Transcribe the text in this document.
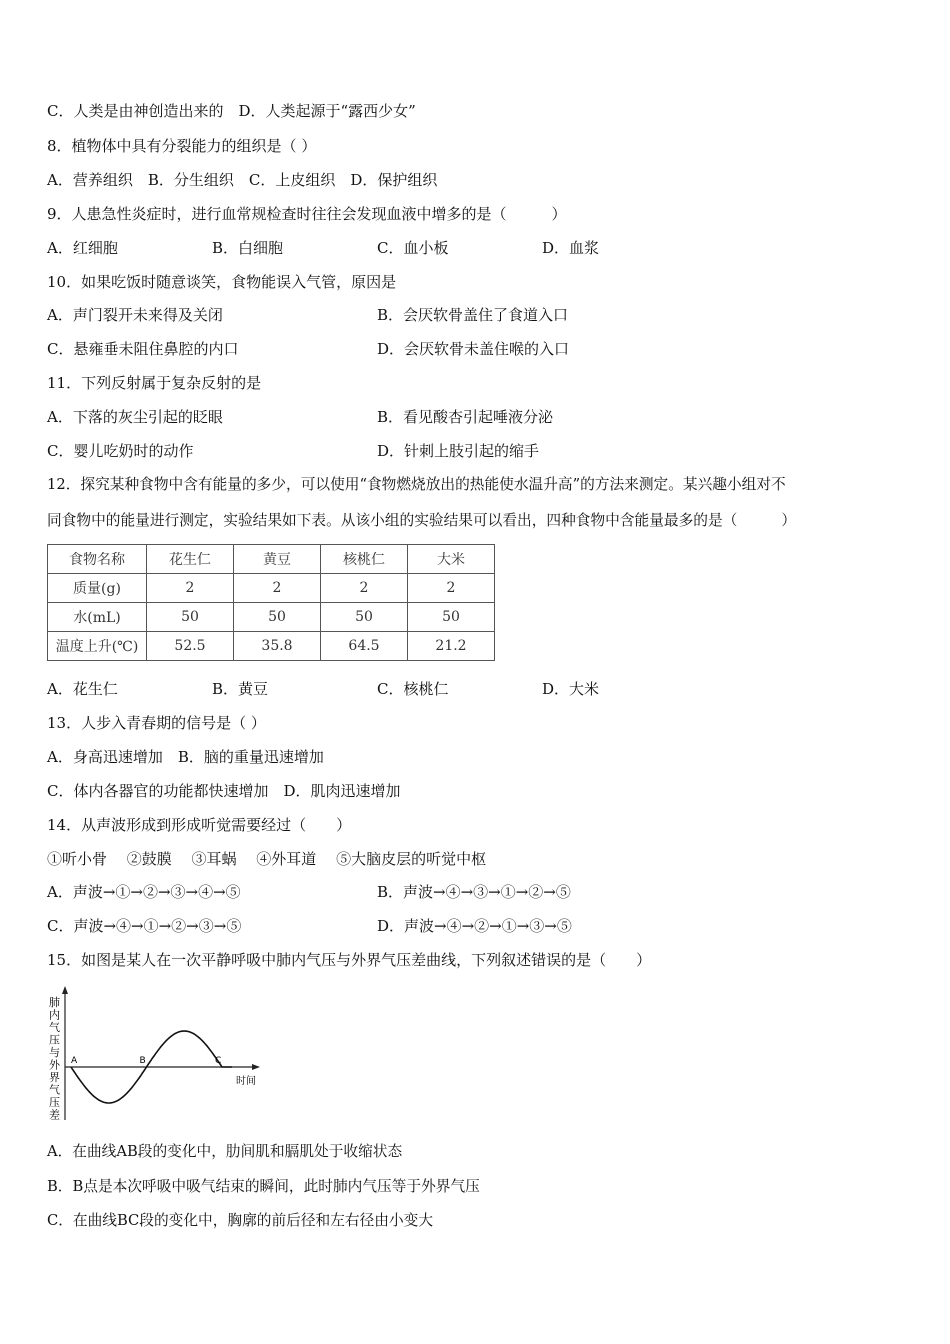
C．人类是由神创造出来的　D．人类起源于“露西少女”
8．植物体中具有分裂能力的组织是（ ）
A．营养组织　B．分生组织　C．上皮组织　D．保护组织
9．人患急性炎症时，进行血常规检查时往往会发现血液中增多的是（　　　）
A．红细胞	B．白细胞	C．血小板	D．血浆
10．如果吃饭时随意谈笑，食物能误入气管，原因是
A．声门裂开未来得及关闭	B．会厌软骨盖住了食道入口
C．悬雍垂未阻住鼻腔的内口	D．会厌软骨未盖住喉的入口
11．下列反射属于复杂反射的是
A．下落的灰尘引起的眨眼	B．看见酸杏引起唾液分泌
C．婴儿吃奶时的动作	D．针刺上肢引起的缩手
12．探究某种食物中含有能量的多少，可以使用“食物燃烧放出的热能使水温升高”的方法来测定。某兴趣小组对不
同食物中的能量进行测定，实验结果如下表。从该小组的实验结果可以看出，四种食物中含能量最多的是（　　　）
食物名称	花生仁	黄豆	核桃仁	大米
质量(g)	2	2	2	2
水(mL)	50	50	50	50
温度上升(℃)	52.5	35.8	64.5	21.2
A．花生仁	B．黄豆	C．核桃仁	D．大米
13．人步入青春期的信号是（ ）
A．身高迅速增加　B．脑的重量迅速增加
C．体内各器官的功能都快速增加　D．肌肉迅速增加
14．从声波形成到形成听觉需要经过（　　）
①听小骨　 ②鼓膜　 ③耳蜗　 ④外耳道　 ⑤大脑皮层的听觉中枢
A．声波→①→②→③→④→⑤	B．声波→④→③→①→②→⑤
C．声波→④→①→②→③→⑤	D．声波→④→②→①→③→⑤
15．如图是某人在一次平静呼吸中肺内气压与外界气压差曲线，下列叙述错误的是（　　）
肺内气压与外界气压差
时间
A	B	C
A．在曲线AB段的变化中，肋间肌和膈肌处于收缩状态
B．B点是本次呼吸中吸气结束的瞬间，此时肺内气压等于外界气压
C．在曲线BC段的变化中，胸廓的前后径和左右径由小变大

**Work to be completed**: Make an exact copy of the listing above. Do not include the pictures.

**Result**:
Transcribe the text in this document.
C．人类是由神创造出来的　D．人类起源于“露西少女”
8．植物体中具有分裂能力的组织是（ ）
A．营养组织　B．分生组织　C．上皮组织　D．保护组织
9．人患急性炎症时，进行血常规检查时往往会发现血液中增多的是（　　　）
A．红细胞	B．白细胞	C．血小板	D．血浆
10．如果吃饭时随意谈笑，食物能误入气管，原因是
A．声门裂开未来得及关闭	B．会厌软骨盖住了食道入口
C．悬雍垂未阻住鼻腔的内口	D．会厌软骨未盖住喉的入口
11．下列反射属于复杂反射的是
A．下落的灰尘引起的眨眼	B．看见酸杏引起唾液分泌
C．婴儿吃奶时的动作	D．针刺上肢引起的缩手
12．探究某种食物中含有能量的多少，可以使用“食物燃烧放出的热能使水温升高”的方法来测定。某兴趣小组对不
同食物中的能量进行测定，实验结果如下表。从该小组的实验结果可以看出，四种食物中含能量最多的是（　　　）
食物名称	花生仁	黄豆	核桃仁	大米
质量(g)	2	2	2	2
水(mL)	50	50	50	50
温度上升(℃)	52.5	35.8	64.5	21.2
A．花生仁	B．黄豆	C．核桃仁	D．大米
13．人步入青春期的信号是（ ）
A．身高迅速增加　B．脑的重量迅速增加
C．体内各器官的功能都快速增加　D．肌肉迅速增加
14．从声波形成到形成听觉需要经过（　　）
①听小骨　 ②鼓膜　 ③耳蜗　 ④外耳道　 ⑤大脑皮层的听觉中枢
A．声波→①→②→③→④→⑤	B．声波→④→③→①→②→⑤
C．声波→④→①→②→③→⑤	D．声波→④→②→①→③→⑤
15．如图是某人在一次平静呼吸中肺内气压与外界气压差曲线，下列叙述错误的是（　　）
肺内气压与外界气压差
时间
A	B	C
A．在曲线AB段的变化中，肋间肌和膈肌处于收缩状态
B．B点是本次呼吸中吸气结束的瞬间，此时肺内气压等于外界气压
C．在曲线BC段的变化中，胸廓的前后径和左右径由小变大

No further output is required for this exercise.